┌─ Stored data
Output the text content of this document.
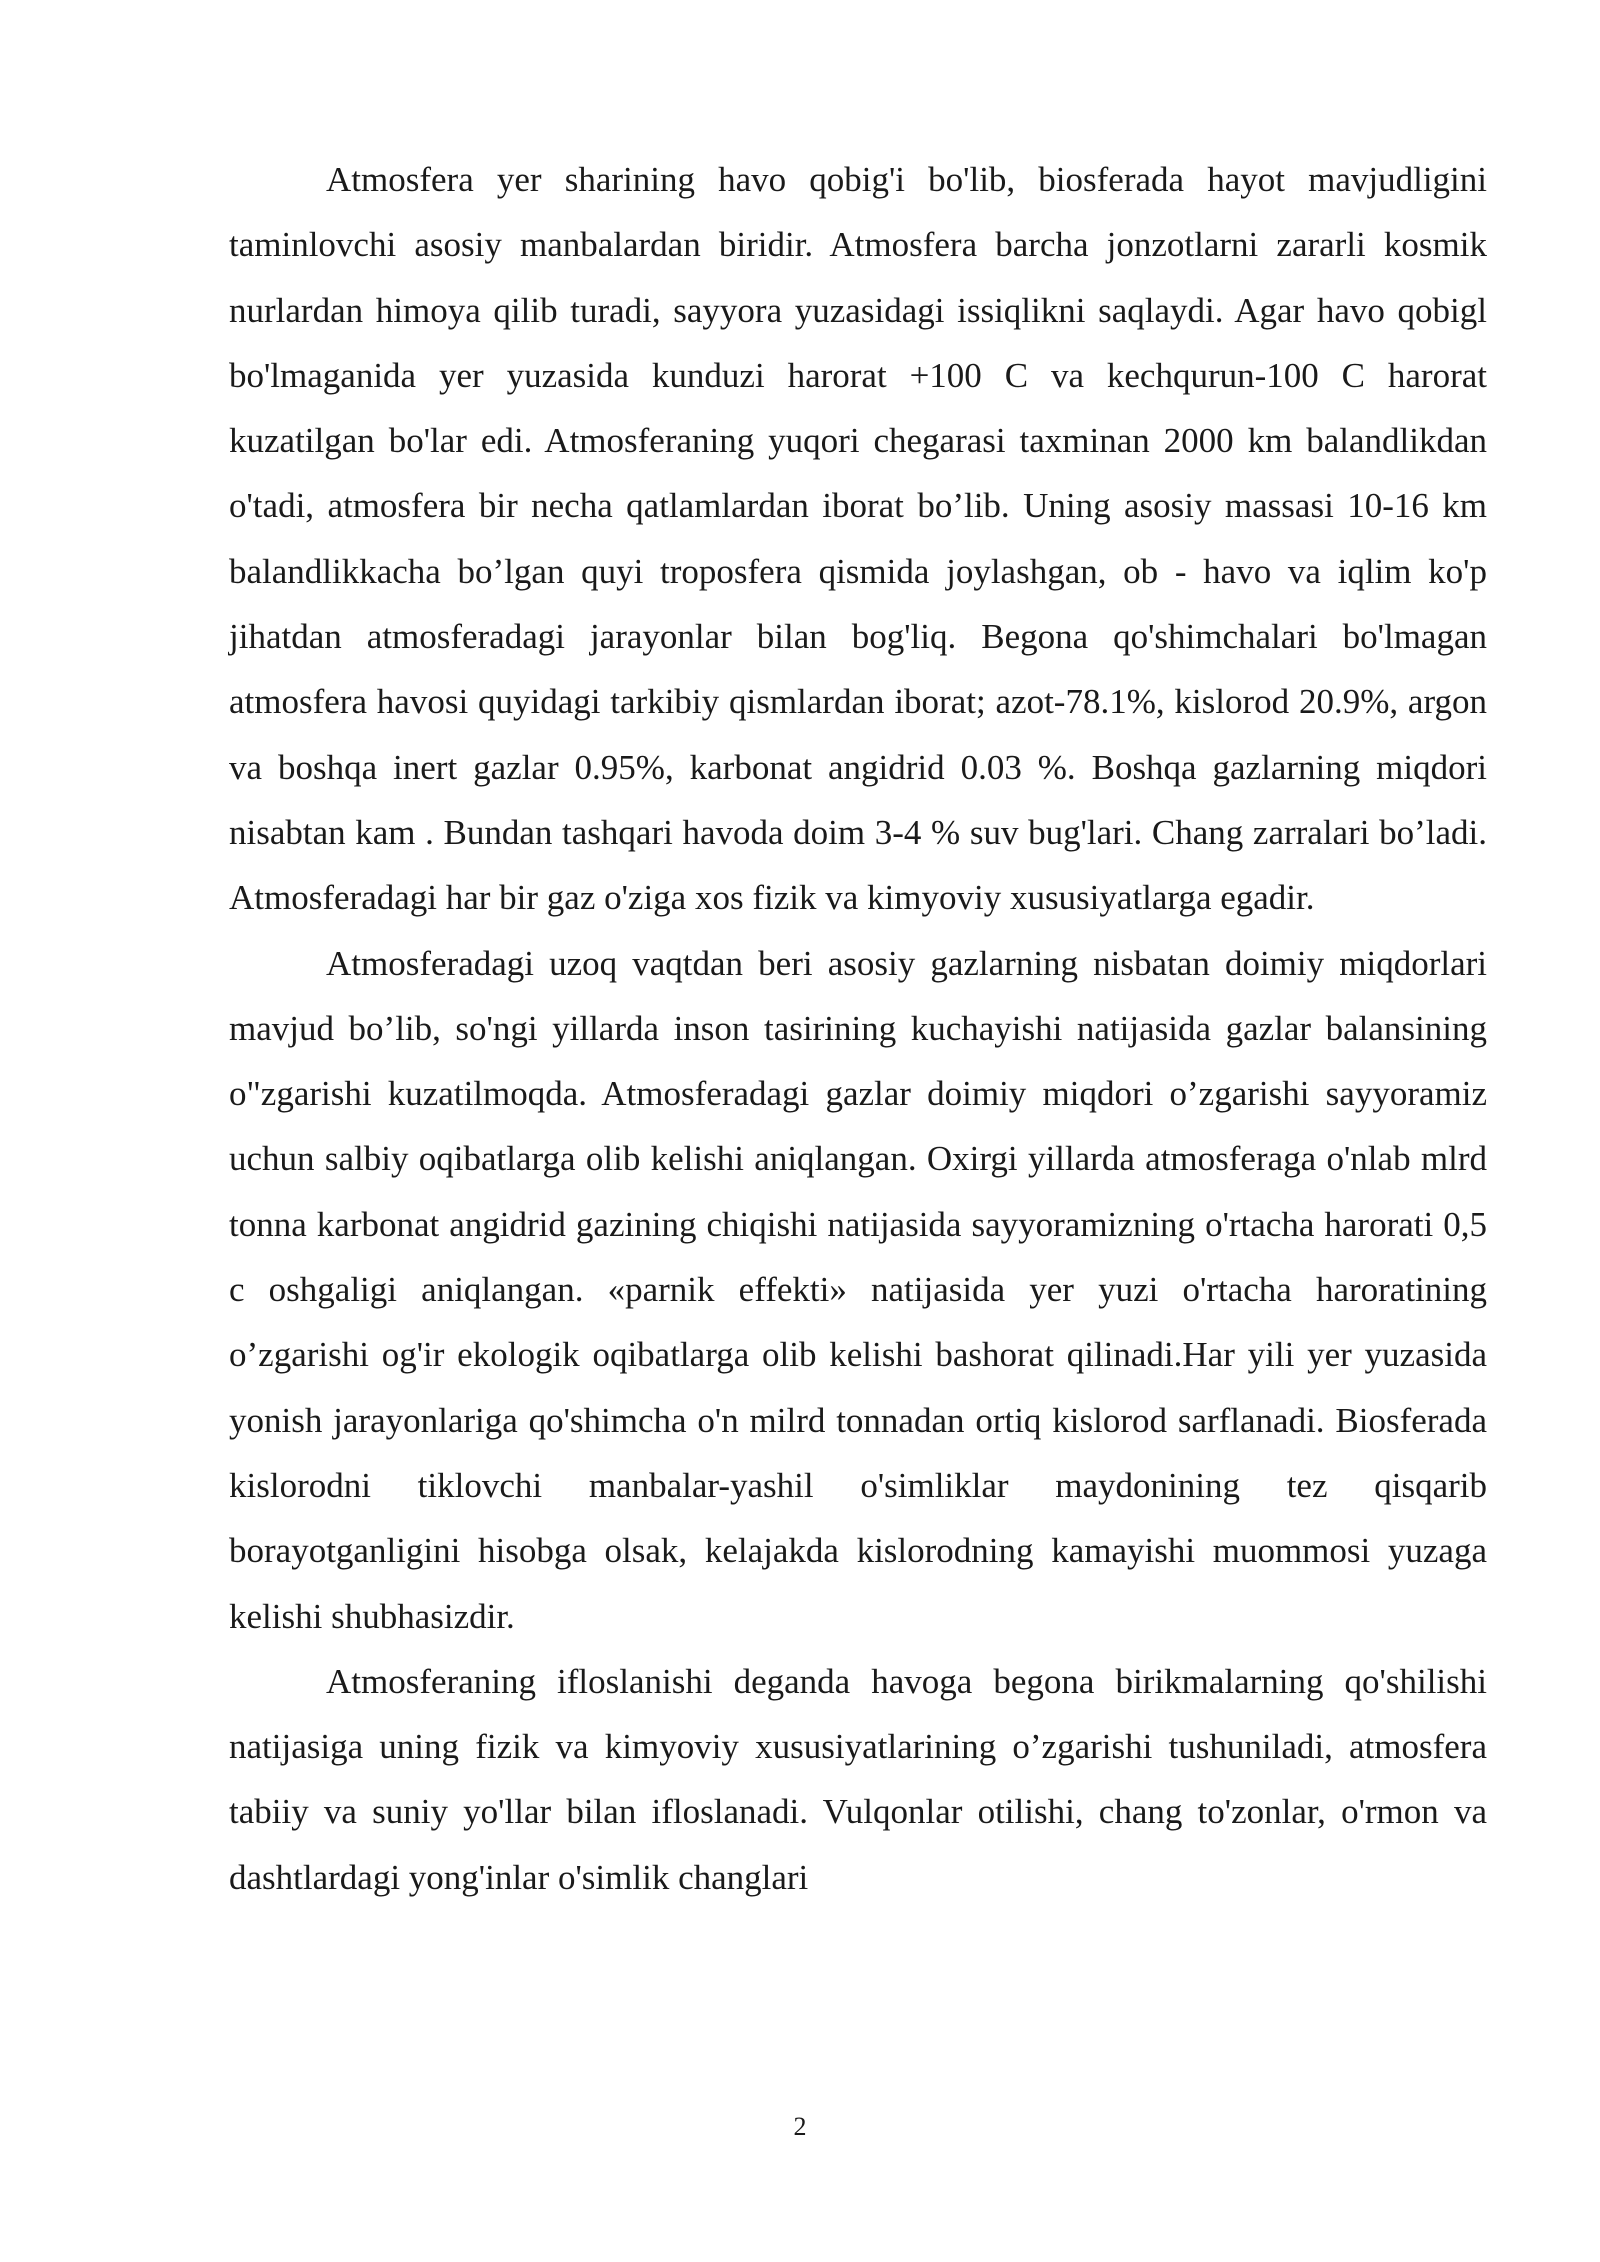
Atmosfera yer sharining havo qobig'i bo'lib, biosferada hayot mavjudligini taminlovchi asosiy manbalardan biridir. Atmosfera barcha jonzotlarni zararli kosmik nurlardan himoya qilib turadi, sayyora yuzasidagi issiqlikni saqlaydi. Agar havo qobigl bo'lmaganida yer yuzasida kunduzi harorat +100 C va kechqurun-100 C harorat kuzatilgan bo'lar edi. Atmosferaning yuqori chegarasi taxminan 2000 km balandlikdan o'tadi, atmosfera bir necha qatlamlardan iborat bo’lib. Uning asosiy massasi 10-16 km balandlikkacha bo’lgan quyi troposfera qismida joylashgan, ob - havo va iqlim ko'p jihatdan atmosferadagi jarayonlar bilan bog'liq. Begona qo'shimchalari bo'lmagan atmosfera havosi quyidagi tarkibiy qismlardan iborat; azot-78.1%, kislorod 20.9%, argon va boshqa inert gazlar 0.95%, karbonat angidrid 0.03 %. Boshqa gazlarning miqdori nisabtan kam . Bundan tashqari havoda doim 3-4 % suv bug'lari. Chang zarralari bo’ladi. Atmosferadagi har bir gaz o'ziga xos fizik va kimyoviy xususiyatlarga egadir.

Atmosferadagi uzoq vaqtdan beri asosiy gazlarning nisbatan doimiy miqdorlari mavjud bo’lib, so'ngi yillarda inson tasirining kuchayishi natijasida gazlar balansining o"zgarishi kuzatilmoqda. Atmosferadagi gazlar doimiy miqdori o’zgarishi sayyoramiz uchun salbiy oqibatlarga olib kelishi aniqlangan. Oxirgi yillarda atmosferaga o'nlab mlrd tonna karbonat angidrid gazining chiqishi natijasida sayyoramizning o'rtacha harorati 0,5 c oshgaligi aniqlangan. «parnik effekti» natijasida yer yuzi o'rtacha haroratining o’zgarishi og'ir ekologik oqibatlarga olib kelishi bashorat qilinadi.Har yili yer yuzasida yonish jarayonlariga qo'shimcha o'n milrd tonnadan ortiq kislorod sarflanadi. Biosferada kislorodni tiklovchi manbalar-yashil o'simliklar maydonining tez qisqarib borayotganligini hisobga olsak, kelajakda kislorodning kamayishi muommosi yuzaga kelishi shubhasizdir.

Atmosferaning ifloslanishi deganda havoga begona birikmalarning qo'shilishi natijasiga uning fizik va kimyoviy xususiyatlarining o’zgarishi tushuniladi, atmosfera tabiiy va suniy yo'llar bilan ifloslanadi. Vulqonlar otilishi, chang to'zonlar, o'rmon va dashtlardagi yong'inlar o'simlik changlari

2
└─
* _Set problem_
Isolate each line of the listing above that includes "bilan". Copy it.

* _Task response_
Atmosfera yer sharining havo qobig'i bo'lib, biosferada hayot mavjudligini taminlovchi asosiy manbalardan biridir. Atmosfera barcha jonzotlarni zararli kosmik nurlardan himoya qilib turadi, sayyora yuzasidagi issiqlikni saqlaydi. Agar havo qobigl bo'lmaganida yer yuzasida kunduzi harorat +100 C va kechqurun-100 C harorat kuzatilgan bo'lar edi. Atmosferaning yuqori chegarasi taxminan 2000 km balandlikdan o'tadi, atmosfera bir necha qatlamlardan iborat bo’lib. Uning asosiy massasi 10-16 km balandlikkacha bo’lgan quyi troposfera qismida joylashgan, ob - havo va iqlim ko'p jihatdan atmosferadagi jarayonlar bilan bog'liq. Begona qo'shimchalari bo'lmagan atmosfera havosi quyidagi tarkibiy qismlardan iborat; azot-78.1%, kislorod 20.9%, argon va boshqa inert gazlar 0.95%, karbonat angidrid 0.03 %. Boshqa gazlarning miqdori nisabtan kam . Bundan tashqari havoda doim 3-4 % suv bug'lari. Chang zarralari bo’ladi. Atmosferadagi har bir gaz o'ziga xos fizik va kimyoviy xususiyatlarga egadir.
Atmosferaning ifloslanishi deganda havoga begona birikmalarning qo'shilishi natijasiga uning fizik va kimyoviy xususiyatlarining o’zgarishi tushuniladi, atmosfera tabiiy va suniy yo'llar bilan ifloslanadi. Vulqonlar otilishi, chang to'zonlar, o'rmon va dashtlardagi yong'inlar o'simlik changlari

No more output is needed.